Problem statement :: Return only the number of lines holding the word "statusbar".

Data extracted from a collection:
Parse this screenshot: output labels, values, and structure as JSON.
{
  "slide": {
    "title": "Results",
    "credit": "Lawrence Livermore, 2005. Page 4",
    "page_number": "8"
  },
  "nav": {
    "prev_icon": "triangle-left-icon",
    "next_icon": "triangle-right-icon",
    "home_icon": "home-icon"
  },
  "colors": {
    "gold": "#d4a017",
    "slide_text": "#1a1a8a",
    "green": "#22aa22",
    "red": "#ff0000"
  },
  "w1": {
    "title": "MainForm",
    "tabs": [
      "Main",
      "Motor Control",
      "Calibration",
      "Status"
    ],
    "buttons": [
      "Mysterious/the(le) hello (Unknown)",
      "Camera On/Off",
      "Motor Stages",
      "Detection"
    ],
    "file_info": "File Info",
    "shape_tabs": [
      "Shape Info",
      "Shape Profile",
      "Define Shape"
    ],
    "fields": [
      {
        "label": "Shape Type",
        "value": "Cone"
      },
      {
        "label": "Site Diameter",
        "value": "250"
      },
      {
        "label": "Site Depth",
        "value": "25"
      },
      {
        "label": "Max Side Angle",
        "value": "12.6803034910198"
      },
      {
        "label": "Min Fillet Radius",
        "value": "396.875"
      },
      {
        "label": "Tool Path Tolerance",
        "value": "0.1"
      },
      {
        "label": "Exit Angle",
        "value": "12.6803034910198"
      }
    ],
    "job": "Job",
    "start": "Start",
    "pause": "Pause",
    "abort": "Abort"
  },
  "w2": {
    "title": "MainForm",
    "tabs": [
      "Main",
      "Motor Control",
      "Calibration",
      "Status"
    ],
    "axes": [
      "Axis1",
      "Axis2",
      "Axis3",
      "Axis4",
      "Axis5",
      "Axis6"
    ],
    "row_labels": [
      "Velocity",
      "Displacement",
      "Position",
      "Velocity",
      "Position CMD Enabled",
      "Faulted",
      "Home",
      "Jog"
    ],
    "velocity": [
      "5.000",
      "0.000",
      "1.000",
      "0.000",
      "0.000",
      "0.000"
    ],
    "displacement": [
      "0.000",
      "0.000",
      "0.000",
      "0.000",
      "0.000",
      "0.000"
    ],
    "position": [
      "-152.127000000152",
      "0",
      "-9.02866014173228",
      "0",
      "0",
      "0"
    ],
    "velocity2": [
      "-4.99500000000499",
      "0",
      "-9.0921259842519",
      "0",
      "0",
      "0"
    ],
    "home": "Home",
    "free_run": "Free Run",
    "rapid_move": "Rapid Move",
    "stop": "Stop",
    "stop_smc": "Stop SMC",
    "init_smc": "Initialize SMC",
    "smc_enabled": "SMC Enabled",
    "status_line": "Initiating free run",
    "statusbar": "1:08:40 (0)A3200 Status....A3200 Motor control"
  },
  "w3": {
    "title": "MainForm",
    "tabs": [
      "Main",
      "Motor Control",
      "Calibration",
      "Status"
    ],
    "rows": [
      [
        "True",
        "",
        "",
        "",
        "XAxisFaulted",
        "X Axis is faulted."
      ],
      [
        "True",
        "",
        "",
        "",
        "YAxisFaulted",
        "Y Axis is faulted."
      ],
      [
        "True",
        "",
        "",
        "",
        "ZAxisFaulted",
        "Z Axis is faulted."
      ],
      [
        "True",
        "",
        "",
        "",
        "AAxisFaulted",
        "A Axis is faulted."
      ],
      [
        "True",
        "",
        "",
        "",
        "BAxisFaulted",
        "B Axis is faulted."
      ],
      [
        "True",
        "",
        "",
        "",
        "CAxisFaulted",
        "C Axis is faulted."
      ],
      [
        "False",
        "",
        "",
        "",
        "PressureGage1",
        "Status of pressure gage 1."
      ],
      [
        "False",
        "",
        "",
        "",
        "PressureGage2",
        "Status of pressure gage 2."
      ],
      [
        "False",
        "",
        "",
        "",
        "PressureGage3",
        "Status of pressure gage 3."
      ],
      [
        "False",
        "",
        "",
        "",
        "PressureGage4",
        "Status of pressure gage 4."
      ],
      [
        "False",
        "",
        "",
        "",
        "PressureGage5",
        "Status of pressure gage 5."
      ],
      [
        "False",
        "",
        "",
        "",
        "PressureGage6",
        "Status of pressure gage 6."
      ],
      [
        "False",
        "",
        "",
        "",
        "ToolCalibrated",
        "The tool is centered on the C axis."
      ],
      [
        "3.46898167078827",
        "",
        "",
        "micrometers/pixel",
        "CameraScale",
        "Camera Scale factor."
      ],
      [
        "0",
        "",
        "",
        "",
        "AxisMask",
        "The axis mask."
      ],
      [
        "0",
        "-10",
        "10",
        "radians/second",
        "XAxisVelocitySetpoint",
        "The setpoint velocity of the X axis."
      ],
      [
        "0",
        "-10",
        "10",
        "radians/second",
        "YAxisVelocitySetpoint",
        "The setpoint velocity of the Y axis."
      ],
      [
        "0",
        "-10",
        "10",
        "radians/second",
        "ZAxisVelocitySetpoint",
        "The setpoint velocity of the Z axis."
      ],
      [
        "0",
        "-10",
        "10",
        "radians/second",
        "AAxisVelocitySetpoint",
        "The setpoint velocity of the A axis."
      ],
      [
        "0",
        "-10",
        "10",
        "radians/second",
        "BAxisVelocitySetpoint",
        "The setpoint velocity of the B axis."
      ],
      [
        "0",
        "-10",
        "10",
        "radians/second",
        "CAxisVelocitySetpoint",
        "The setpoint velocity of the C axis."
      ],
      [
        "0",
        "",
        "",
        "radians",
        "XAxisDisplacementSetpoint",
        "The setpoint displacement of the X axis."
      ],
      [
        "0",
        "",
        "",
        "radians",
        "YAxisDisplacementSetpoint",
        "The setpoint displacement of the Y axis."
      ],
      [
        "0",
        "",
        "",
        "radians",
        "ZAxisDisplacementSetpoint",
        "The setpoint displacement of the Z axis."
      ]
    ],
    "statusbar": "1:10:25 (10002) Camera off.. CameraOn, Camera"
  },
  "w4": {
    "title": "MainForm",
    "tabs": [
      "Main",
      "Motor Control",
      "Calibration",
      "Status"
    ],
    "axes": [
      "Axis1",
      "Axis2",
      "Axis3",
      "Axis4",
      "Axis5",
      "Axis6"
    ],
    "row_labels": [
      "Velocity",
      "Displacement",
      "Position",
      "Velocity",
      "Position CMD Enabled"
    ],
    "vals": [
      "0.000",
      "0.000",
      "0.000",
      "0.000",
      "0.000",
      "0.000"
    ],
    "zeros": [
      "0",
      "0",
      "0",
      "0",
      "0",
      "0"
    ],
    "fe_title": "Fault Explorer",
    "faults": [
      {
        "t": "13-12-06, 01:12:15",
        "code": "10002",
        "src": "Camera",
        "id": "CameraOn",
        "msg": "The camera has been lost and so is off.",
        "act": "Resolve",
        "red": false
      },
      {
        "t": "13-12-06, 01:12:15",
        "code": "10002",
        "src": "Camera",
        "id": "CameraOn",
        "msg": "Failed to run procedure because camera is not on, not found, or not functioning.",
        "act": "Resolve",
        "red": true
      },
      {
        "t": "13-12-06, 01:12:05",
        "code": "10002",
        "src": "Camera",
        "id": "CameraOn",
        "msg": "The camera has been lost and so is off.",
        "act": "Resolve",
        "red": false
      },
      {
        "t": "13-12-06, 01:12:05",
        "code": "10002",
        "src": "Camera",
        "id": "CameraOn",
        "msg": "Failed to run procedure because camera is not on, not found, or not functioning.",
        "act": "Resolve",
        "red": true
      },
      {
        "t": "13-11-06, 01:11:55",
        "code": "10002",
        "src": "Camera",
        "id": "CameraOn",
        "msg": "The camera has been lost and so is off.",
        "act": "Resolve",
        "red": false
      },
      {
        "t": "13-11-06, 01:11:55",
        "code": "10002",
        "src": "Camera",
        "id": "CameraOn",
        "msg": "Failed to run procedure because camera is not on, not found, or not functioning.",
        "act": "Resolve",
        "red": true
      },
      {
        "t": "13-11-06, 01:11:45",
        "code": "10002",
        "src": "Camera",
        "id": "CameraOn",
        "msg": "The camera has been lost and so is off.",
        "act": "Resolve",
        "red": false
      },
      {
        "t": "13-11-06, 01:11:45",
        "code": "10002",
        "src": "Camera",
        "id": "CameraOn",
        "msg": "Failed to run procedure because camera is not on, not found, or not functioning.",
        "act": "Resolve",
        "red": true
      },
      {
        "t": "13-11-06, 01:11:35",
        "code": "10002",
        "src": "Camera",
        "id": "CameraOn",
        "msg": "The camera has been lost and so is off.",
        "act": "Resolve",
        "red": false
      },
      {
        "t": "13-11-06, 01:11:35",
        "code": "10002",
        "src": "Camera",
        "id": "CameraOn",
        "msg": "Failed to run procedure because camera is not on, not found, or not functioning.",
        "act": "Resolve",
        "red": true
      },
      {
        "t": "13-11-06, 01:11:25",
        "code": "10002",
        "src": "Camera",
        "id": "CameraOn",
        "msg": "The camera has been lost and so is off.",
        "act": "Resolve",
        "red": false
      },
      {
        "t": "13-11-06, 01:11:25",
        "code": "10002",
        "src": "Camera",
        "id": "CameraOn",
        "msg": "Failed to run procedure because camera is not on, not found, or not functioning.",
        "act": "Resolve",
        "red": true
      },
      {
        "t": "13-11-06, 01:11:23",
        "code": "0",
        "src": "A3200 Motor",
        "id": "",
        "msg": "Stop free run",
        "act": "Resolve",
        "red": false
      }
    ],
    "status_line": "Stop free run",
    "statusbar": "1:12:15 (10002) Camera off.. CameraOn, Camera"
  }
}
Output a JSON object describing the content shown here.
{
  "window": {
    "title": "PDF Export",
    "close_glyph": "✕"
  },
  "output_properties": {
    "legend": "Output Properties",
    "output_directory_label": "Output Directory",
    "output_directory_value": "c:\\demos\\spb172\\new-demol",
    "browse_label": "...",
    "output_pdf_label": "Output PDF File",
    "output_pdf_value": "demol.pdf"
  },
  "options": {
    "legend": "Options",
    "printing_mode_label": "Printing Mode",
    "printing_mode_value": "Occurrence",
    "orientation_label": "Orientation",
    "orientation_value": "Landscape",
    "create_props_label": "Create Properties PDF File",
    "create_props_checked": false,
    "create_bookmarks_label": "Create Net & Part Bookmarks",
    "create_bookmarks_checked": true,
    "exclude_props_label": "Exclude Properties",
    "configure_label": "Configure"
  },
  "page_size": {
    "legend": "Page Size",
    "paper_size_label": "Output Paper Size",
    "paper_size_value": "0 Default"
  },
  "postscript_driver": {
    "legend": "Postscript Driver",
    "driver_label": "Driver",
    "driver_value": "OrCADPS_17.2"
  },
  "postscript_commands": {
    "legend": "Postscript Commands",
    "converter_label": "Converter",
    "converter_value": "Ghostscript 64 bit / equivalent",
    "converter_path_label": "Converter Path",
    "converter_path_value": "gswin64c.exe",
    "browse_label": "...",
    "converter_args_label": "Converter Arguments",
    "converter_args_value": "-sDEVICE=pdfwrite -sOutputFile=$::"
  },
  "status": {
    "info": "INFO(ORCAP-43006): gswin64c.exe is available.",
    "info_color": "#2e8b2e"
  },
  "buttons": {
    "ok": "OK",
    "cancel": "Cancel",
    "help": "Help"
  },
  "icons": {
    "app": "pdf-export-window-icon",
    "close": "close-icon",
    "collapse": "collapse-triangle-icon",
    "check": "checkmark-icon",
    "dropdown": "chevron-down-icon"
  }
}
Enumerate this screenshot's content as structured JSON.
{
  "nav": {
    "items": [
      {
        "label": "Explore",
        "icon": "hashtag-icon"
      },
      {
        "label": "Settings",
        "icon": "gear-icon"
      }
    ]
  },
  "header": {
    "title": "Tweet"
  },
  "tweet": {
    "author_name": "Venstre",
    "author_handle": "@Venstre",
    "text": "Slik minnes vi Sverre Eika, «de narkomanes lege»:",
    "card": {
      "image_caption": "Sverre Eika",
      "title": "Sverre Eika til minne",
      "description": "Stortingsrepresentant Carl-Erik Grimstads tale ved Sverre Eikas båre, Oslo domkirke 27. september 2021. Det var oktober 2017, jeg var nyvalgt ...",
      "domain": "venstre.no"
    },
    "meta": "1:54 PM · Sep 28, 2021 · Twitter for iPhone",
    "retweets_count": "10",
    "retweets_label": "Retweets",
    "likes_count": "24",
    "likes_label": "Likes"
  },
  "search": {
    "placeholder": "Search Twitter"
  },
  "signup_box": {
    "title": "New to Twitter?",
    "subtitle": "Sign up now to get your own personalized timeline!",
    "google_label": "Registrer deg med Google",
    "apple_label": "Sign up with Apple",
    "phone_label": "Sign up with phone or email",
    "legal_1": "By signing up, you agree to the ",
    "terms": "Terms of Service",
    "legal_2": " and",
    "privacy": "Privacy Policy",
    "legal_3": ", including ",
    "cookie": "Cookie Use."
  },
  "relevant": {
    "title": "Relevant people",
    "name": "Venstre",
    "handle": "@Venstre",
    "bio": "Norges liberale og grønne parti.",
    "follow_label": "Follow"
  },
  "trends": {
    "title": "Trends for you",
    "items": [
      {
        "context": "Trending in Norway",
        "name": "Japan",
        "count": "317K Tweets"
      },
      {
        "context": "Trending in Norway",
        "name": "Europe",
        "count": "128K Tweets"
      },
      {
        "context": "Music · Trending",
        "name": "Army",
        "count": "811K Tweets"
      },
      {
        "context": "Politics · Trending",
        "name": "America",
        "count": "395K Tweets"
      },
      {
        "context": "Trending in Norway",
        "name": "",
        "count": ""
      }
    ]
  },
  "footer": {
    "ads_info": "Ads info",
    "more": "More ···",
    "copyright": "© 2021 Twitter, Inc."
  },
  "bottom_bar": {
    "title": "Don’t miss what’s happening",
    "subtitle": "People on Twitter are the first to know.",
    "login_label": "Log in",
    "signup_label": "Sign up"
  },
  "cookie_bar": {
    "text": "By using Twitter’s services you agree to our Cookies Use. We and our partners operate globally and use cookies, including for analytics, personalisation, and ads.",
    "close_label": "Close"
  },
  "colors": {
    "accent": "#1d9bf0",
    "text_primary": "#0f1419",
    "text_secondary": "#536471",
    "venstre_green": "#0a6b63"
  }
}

Answer to this task :: 3